TASK DIRECTIONS: Gather each line containing the string "when" from these entries.

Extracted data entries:
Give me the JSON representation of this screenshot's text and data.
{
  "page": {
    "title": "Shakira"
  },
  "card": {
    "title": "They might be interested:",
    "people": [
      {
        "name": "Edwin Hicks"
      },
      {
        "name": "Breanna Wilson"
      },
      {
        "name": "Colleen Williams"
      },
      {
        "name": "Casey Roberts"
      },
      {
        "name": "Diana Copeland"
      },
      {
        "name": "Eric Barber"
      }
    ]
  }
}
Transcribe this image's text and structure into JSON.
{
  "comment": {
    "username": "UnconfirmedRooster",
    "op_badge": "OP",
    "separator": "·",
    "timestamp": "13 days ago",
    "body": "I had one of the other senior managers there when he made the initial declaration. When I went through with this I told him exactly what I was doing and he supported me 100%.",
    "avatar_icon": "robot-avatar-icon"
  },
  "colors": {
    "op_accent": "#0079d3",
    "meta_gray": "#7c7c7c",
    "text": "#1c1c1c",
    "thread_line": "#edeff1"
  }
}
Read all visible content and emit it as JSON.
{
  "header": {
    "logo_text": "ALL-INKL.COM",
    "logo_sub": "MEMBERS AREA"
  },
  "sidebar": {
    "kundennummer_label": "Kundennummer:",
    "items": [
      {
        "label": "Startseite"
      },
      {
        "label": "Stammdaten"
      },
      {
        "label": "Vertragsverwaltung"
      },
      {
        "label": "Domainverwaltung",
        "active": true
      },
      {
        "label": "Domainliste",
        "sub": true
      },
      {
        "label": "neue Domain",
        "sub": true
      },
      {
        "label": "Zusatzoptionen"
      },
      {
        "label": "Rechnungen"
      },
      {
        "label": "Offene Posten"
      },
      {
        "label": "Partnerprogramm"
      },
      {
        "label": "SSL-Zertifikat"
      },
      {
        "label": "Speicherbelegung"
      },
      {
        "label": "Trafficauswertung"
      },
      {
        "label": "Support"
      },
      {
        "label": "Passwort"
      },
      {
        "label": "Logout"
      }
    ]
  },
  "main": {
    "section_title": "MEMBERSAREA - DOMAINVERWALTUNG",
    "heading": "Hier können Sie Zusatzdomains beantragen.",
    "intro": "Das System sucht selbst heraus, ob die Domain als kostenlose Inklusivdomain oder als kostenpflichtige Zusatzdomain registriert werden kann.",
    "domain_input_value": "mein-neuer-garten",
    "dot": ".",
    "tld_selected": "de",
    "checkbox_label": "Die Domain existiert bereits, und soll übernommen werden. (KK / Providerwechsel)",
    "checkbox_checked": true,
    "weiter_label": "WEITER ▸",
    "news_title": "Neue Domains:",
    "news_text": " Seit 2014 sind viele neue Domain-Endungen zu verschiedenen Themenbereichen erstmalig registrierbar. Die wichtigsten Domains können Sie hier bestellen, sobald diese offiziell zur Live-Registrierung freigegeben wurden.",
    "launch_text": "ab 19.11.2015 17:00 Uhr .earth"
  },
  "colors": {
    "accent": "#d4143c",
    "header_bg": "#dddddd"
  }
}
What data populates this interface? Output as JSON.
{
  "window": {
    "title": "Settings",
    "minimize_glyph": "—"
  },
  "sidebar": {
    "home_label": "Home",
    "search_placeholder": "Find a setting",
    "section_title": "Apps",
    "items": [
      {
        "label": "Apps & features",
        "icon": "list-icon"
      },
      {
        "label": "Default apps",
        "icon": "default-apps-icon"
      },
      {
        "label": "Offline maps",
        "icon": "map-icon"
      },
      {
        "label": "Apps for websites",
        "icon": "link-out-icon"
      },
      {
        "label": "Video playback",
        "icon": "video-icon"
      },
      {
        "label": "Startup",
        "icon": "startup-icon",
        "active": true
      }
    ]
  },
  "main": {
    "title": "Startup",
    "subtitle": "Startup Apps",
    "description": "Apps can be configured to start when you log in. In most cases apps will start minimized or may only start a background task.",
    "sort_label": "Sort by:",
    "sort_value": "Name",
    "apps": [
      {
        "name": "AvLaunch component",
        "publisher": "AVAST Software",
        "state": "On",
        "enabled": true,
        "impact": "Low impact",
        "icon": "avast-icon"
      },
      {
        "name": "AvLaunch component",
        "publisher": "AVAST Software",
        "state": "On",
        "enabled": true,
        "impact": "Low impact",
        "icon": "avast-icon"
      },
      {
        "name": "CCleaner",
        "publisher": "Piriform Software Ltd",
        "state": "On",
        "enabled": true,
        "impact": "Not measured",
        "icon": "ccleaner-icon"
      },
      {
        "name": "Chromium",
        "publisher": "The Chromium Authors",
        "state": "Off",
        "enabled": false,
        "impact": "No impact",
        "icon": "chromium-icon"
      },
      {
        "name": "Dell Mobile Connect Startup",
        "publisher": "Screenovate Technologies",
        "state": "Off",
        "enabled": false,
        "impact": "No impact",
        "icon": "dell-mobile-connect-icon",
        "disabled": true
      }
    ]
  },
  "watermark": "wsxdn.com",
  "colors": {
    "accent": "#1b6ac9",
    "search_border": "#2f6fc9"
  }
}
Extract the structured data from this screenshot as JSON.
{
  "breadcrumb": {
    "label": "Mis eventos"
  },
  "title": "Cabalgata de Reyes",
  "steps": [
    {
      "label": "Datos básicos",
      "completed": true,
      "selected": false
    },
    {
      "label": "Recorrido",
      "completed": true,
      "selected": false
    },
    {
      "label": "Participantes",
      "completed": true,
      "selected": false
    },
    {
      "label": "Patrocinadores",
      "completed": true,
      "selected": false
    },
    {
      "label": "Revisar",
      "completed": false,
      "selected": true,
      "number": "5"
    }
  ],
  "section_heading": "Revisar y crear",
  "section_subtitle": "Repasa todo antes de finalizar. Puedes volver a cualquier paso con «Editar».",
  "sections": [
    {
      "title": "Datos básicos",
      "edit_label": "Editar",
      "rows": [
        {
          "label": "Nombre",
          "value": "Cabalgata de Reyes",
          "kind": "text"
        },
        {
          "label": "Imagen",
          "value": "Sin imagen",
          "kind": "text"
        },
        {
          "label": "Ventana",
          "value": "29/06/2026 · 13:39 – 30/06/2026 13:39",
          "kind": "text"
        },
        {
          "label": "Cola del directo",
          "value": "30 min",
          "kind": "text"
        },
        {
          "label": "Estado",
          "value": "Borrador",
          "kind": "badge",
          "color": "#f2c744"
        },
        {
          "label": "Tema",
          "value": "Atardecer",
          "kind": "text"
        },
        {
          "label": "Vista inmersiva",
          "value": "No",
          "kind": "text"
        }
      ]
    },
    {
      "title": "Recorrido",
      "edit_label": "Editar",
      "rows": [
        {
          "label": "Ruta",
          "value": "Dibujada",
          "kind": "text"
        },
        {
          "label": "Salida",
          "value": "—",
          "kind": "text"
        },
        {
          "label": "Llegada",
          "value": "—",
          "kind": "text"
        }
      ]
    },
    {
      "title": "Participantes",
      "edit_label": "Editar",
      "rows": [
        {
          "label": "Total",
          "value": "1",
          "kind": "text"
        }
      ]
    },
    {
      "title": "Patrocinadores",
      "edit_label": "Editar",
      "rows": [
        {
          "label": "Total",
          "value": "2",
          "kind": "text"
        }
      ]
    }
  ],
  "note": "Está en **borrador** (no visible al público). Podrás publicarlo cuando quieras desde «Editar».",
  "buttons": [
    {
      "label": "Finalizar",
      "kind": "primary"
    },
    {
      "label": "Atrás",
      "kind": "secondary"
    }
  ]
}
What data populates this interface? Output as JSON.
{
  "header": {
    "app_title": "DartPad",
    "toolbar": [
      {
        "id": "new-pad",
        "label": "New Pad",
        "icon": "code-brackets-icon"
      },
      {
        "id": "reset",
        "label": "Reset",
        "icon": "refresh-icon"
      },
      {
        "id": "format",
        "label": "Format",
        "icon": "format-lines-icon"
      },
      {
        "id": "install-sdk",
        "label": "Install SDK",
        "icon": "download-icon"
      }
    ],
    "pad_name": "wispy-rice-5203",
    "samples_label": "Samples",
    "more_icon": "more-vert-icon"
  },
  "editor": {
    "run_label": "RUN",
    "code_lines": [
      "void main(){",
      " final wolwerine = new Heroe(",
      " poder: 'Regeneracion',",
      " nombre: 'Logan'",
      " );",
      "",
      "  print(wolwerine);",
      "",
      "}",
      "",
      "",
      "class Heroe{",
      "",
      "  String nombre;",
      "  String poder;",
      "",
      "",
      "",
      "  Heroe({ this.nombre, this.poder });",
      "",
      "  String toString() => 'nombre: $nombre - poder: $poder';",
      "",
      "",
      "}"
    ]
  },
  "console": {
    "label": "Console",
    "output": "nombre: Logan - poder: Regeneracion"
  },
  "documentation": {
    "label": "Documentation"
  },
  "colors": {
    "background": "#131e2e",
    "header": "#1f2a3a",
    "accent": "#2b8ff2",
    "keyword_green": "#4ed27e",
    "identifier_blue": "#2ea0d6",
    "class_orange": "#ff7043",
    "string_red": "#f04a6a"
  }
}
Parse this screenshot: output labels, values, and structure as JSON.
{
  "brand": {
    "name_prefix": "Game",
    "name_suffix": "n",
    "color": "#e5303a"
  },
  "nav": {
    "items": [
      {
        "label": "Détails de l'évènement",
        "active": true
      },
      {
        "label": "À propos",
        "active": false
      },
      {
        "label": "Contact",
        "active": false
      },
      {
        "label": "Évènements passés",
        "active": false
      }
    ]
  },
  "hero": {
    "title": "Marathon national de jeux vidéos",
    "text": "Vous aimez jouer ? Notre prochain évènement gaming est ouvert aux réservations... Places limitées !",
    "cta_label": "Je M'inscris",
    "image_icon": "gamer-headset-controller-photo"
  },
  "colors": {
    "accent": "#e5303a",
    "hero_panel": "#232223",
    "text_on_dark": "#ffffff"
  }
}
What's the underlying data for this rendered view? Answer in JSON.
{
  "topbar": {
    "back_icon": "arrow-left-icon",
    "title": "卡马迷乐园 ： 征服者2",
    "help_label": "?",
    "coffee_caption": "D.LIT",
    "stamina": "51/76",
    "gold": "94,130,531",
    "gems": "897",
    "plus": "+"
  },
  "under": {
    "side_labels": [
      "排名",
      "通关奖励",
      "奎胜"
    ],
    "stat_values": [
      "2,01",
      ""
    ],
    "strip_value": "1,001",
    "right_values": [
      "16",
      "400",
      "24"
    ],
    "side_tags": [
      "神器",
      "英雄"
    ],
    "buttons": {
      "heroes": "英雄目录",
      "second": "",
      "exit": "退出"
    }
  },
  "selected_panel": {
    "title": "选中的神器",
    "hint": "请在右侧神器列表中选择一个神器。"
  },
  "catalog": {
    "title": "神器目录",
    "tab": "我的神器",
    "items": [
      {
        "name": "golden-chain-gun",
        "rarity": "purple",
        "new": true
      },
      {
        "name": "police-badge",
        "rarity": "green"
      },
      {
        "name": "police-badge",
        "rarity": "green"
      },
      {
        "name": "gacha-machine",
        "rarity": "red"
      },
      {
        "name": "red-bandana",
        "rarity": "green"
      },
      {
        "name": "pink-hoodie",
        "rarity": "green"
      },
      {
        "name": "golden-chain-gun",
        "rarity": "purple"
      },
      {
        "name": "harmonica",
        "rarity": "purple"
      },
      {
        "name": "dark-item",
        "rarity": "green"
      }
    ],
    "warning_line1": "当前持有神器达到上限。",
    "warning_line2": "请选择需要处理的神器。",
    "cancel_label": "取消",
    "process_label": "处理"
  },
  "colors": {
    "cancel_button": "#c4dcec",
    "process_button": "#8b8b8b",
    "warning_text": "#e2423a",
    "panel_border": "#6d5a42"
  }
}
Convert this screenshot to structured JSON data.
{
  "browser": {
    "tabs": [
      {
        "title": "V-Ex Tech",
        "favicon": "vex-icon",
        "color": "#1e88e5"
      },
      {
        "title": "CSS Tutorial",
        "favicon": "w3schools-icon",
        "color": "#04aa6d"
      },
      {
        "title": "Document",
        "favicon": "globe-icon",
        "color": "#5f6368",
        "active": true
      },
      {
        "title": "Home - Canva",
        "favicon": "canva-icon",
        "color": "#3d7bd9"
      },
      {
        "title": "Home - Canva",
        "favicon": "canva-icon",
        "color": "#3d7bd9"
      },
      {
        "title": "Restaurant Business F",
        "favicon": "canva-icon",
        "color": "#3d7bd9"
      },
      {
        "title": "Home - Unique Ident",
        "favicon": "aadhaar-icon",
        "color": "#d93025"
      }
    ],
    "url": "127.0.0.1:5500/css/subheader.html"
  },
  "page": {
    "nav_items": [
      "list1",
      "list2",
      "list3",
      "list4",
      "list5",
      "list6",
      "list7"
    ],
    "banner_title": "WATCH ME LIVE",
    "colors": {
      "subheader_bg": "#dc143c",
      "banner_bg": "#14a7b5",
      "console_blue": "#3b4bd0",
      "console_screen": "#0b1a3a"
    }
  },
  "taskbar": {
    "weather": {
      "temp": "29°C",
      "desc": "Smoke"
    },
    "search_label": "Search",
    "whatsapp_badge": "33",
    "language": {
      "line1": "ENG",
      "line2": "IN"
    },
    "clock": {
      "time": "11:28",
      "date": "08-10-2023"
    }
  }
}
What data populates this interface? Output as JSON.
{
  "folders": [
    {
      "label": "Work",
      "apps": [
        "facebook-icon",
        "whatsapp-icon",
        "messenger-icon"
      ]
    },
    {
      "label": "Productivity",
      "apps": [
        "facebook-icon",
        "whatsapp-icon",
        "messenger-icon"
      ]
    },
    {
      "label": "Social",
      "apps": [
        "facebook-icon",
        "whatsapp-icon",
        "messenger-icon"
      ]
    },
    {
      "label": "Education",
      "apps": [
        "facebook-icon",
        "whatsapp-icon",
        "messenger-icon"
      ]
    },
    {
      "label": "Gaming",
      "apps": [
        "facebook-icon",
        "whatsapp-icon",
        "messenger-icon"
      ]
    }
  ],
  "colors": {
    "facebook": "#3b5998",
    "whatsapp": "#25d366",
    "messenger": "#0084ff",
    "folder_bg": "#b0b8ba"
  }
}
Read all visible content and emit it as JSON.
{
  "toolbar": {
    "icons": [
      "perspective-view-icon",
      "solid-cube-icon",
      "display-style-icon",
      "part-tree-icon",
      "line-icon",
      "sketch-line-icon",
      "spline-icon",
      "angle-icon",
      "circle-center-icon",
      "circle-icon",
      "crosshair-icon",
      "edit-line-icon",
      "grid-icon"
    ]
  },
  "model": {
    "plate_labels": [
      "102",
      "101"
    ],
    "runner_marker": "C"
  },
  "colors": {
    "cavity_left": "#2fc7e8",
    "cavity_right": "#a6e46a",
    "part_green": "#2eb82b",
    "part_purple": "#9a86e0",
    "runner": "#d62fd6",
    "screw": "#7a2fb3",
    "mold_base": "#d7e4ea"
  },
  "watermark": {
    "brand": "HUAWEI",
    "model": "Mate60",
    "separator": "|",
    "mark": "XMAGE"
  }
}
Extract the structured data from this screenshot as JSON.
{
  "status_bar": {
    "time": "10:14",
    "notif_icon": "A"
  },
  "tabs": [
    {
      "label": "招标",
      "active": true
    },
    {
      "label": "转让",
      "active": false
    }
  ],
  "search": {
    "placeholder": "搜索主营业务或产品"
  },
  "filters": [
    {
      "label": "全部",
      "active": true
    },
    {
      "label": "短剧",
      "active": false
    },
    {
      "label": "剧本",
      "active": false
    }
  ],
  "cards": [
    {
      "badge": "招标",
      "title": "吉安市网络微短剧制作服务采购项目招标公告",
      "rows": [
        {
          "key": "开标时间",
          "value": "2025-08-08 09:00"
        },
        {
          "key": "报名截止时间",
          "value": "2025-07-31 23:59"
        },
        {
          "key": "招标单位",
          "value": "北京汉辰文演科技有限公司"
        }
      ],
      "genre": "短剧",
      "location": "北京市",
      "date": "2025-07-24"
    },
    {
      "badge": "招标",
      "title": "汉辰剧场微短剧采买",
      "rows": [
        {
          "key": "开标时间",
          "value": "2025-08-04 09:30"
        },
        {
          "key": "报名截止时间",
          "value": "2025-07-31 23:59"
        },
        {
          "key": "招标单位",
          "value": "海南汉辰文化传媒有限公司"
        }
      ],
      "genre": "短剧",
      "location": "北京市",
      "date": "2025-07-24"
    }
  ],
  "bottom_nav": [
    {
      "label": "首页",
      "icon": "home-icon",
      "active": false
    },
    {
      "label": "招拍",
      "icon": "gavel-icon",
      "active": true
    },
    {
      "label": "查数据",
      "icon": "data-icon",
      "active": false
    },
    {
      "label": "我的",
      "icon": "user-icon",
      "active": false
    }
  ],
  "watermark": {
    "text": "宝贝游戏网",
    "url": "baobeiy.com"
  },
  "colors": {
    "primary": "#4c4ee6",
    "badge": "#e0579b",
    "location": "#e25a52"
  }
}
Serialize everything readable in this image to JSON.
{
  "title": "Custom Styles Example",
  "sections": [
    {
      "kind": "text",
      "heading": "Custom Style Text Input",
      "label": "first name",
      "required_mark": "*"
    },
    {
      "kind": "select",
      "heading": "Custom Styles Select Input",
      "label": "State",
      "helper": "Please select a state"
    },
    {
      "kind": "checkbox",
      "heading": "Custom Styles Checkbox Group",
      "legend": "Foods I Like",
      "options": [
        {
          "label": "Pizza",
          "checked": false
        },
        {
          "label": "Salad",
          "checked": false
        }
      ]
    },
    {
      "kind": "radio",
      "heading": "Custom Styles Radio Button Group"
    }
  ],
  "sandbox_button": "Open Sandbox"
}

EXERCISE OUTPUT:
    "body": "I had one of the other senior managers there when he made the initial declaration. When I went through with this I told him exactly what I was doing and he supported me 100%.",
    "description": "Apps can be configured to start when you log in. In most cases apps will start minimized or may only start a background task.",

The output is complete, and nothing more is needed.